Your task: Using the records below, report how many lines hold "molar", with no extra text.
# Start of Extracted material
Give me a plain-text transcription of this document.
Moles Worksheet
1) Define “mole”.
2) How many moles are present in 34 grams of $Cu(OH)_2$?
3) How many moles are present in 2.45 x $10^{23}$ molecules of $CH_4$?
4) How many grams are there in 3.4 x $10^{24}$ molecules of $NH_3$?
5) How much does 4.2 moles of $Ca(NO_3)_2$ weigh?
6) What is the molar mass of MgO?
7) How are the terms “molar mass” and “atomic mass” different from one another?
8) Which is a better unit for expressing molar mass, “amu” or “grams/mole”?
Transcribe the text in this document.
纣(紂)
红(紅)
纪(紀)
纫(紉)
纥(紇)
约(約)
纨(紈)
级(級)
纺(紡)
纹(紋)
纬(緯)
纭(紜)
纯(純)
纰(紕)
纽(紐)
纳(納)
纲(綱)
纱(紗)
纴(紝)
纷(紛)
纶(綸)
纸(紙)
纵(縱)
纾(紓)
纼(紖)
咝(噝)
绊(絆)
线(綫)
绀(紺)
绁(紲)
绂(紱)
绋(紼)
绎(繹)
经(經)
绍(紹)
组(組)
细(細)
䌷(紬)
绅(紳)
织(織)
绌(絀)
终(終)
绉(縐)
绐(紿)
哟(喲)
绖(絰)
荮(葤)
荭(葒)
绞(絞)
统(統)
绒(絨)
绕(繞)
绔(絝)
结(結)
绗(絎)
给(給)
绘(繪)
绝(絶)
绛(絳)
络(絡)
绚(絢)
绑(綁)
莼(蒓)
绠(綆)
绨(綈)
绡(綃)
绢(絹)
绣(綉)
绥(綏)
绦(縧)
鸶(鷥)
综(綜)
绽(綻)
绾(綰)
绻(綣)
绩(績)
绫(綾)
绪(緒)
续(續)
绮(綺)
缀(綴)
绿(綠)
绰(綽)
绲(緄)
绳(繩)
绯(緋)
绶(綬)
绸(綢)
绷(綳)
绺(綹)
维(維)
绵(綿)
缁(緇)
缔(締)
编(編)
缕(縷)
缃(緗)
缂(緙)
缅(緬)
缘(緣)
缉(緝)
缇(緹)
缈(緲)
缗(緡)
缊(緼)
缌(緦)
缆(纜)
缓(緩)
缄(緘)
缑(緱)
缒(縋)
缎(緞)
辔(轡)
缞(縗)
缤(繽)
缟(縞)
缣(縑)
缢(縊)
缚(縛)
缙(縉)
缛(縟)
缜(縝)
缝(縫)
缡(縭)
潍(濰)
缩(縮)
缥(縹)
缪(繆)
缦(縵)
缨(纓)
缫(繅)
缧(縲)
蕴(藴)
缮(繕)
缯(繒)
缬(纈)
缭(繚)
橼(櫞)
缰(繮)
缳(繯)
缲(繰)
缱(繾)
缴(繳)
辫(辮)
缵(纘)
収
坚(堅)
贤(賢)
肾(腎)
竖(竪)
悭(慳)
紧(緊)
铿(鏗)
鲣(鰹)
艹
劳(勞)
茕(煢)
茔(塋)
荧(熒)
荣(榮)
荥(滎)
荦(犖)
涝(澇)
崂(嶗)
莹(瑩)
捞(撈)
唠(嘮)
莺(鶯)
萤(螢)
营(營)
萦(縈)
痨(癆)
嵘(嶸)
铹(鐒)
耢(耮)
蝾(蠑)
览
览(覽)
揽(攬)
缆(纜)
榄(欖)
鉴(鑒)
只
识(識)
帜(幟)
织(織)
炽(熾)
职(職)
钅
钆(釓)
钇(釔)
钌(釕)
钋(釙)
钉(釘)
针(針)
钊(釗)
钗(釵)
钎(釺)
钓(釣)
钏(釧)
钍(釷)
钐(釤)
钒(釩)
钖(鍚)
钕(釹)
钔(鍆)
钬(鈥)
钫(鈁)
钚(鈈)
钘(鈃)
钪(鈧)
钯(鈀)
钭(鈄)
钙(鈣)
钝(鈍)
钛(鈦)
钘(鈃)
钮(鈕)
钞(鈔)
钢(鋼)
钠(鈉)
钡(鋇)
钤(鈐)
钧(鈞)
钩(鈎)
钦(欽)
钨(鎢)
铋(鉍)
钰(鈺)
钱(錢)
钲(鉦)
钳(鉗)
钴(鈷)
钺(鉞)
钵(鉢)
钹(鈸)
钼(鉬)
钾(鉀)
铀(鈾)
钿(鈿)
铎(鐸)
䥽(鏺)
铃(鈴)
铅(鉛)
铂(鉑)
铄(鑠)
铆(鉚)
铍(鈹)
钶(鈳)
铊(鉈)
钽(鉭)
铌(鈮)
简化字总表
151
# End of Extracted material
Answer below: 3